--- Start ---

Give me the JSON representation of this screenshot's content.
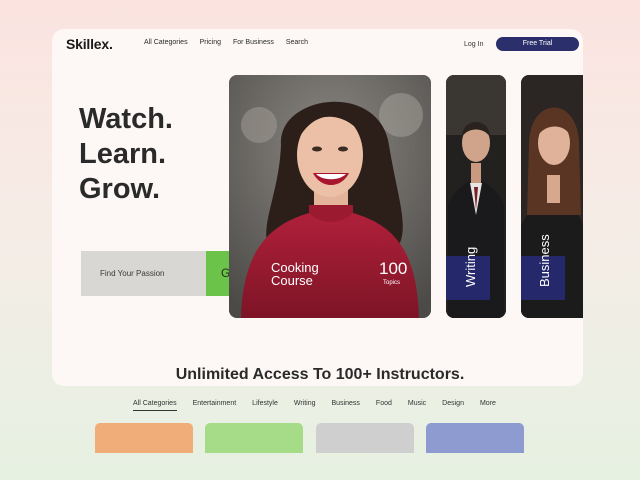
{
  "brand": {
    "name": "Skillex",
    "dot": "."
  },
  "nav": {
    "items": [
      "All Categories",
      "Pricing",
      "For Business",
      "Search"
    ],
    "login": "Log In",
    "trial": "Free Trial"
  },
  "hero": {
    "lines": [
      "Watch.",
      "Learn.",
      "Grow."
    ],
    "search_placeholder": "Find Your Passion",
    "go": "Go",
    "course_line1": "Cooking",
    "course_line2": "Course",
    "topics_count": "100",
    "topics_label": "Topics",
    "side_cards": [
      "Writing",
      "Business"
    ]
  },
  "section": {
    "title": "Unlimited Access To 100+ Instructors.",
    "tabs": [
      "All Categories",
      "Entertainment",
      "Lifestyle",
      "Writing",
      "Business",
      "Food",
      "Music",
      "Design",
      "More"
    ],
    "active_tab": "All Categories"
  },
  "colors": {
    "accent_navy": "#2b2f6b",
    "go_green": "#6cc349",
    "swatches": [
      "#f0ad7a",
      "#a6dc87",
      "#cfcfcf",
      "#8d9bd0"
    ]
  }
}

--- End ---

• EXERCISE
Leave out the pictures and give the rest of the records again exactly.

• RIGHT ANSWER
Give me the JSON representation of this screenshot's content.
{
  "brand": {
    "name": "Skillex",
    "dot": "."
  },
  "nav": {
    "items": [
      "All Categories",
      "Pricing",
      "For Business",
      "Search"
    ],
    "login": "Log In",
    "trial": "Free Trial"
  },
  "hero": {
    "lines": [
      "Watch.",
      "Learn.",
      "Grow."
    ],
    "search_placeholder": "Find Your Passion",
    "go": "Go",
    "course_line1": "Cooking",
    "course_line2": "Course",
    "topics_count": "100",
    "topics_label": "Topics",
    "side_cards": [
      "Writing",
      "Business"
    ]
  },
  "section": {
    "title": "Unlimited Access To 100+ Instructors.",
    "tabs": [
      "All Categories",
      "Entertainment",
      "Lifestyle",
      "Writing",
      "Business",
      "Food",
      "Music",
      "Design",
      "More"
    ],
    "active_tab": "All Categories"
  },
  "colors": {
    "accent_navy": "#2b2f6b",
    "go_green": "#6cc349",
    "swatches": [
      "#f0ad7a",
      "#a6dc87",
      "#cfcfcf",
      "#8d9bd0"
    ]
  }
}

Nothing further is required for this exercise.